--- Records provided ---

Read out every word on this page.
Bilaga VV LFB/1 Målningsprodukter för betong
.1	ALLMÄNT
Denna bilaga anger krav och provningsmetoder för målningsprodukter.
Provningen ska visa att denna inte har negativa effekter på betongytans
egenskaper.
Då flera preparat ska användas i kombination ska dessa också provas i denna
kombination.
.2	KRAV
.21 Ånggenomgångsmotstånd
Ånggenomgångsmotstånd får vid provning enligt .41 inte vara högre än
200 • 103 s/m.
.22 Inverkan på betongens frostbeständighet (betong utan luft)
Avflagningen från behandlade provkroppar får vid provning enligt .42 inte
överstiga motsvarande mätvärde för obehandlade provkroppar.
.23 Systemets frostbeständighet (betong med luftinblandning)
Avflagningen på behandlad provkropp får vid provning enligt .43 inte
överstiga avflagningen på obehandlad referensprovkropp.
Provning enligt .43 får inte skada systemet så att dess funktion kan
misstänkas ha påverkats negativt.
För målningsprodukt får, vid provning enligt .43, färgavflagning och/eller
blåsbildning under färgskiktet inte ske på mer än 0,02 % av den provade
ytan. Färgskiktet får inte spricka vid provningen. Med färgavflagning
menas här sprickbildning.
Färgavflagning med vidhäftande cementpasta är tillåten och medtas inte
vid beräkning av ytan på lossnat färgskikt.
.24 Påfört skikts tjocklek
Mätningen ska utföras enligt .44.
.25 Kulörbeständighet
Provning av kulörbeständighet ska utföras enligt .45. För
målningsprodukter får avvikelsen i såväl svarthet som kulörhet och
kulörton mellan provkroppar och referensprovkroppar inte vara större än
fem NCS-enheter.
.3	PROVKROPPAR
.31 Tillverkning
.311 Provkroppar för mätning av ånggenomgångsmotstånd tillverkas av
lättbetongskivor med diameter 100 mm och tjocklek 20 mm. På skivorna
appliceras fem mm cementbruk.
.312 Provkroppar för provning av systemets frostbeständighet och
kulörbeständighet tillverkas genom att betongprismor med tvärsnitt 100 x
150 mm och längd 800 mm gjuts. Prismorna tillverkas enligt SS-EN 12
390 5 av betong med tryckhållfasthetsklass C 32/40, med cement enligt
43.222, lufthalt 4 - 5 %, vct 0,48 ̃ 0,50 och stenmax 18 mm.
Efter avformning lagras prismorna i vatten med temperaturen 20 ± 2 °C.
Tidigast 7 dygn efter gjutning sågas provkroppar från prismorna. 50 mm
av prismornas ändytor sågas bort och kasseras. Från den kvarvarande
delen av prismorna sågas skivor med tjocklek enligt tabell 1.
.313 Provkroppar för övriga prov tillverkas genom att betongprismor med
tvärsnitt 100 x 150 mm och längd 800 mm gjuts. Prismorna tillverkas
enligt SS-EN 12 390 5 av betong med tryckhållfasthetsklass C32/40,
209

---

Copy out each entry precisely. Leave nothing out.

Completed exercise –
Read out every word on this page.
Bilaga VV LFB/1 Målningsprodukter för betong
.1	ALLMÄNT
Denna bilaga anger krav och provningsmetoder för målningsprodukter.
Provningen ska visa att denna inte har negativa effekter på betongytans
egenskaper.
Då flera preparat ska användas i kombination ska dessa också provas i denna
kombination.
.2	KRAV
.21 Ånggenomgångsmotstånd
Ånggenomgångsmotstånd får vid provning enligt .41 inte vara högre än
200 • 103 s/m.
.22 Inverkan på betongens frostbeständighet (betong utan luft)
Avflagningen från behandlade provkroppar får vid provning enligt .42 inte
överstiga motsvarande mätvärde för obehandlade provkroppar.
.23 Systemets frostbeständighet (betong med luftinblandning)
Avflagningen på behandlad provkropp får vid provning enligt .43 inte
överstiga avflagningen på obehandlad referensprovkropp.
Provning enligt .43 får inte skada systemet så att dess funktion kan
misstänkas ha påverkats negativt.
För målningsprodukt får, vid provning enligt .43, färgavflagning och/eller
blåsbildning under färgskiktet inte ske på mer än 0,02 % av den provade
ytan. Färgskiktet får inte spricka vid provningen. Med färgavflagning
menas här sprickbildning.
Färgavflagning med vidhäftande cementpasta är tillåten och medtas inte
vid beräkning av ytan på lossnat färgskikt.
.24 Påfört skikts tjocklek
Mätningen ska utföras enligt .44.
.25 Kulörbeständighet
Provning av kulörbeständighet ska utföras enligt .45. För
målningsprodukter får avvikelsen i såväl svarthet som kulörhet och
kulörton mellan provkroppar och referensprovkroppar inte vara större än
fem NCS-enheter.
.3	PROVKROPPAR
.31 Tillverkning
.311 Provkroppar för mätning av ånggenomgångsmotstånd tillverkas av
lättbetongskivor med diameter 100 mm och tjocklek 20 mm. På skivorna
appliceras fem mm cementbruk.
.312 Provkroppar för provning av systemets frostbeständighet och
kulörbeständighet tillverkas genom att betongprismor med tvärsnitt 100 x
150 mm och längd 800 mm gjuts. Prismorna tillverkas enligt SS-EN 12
390 5 av betong med tryckhållfasthetsklass C 32/40, med cement enligt
43.222, lufthalt 4 - 5 %, vct 0,48 ̃ 0,50 och stenmax 18 mm.
Efter avformning lagras prismorna i vatten med temperaturen 20 ± 2 °C.
Tidigast 7 dygn efter gjutning sågas provkroppar från prismorna. 50 mm
av prismornas ändytor sågas bort och kasseras. Från den kvarvarande
delen av prismorna sågas skivor med tjocklek enligt tabell 1.
.313 Provkroppar för övriga prov tillverkas genom att betongprismor med
tvärsnitt 100 x 150 mm och längd 800 mm gjuts. Prismorna tillverkas
enligt SS-EN 12 390 5 av betong med tryckhållfasthetsklass C32/40,
209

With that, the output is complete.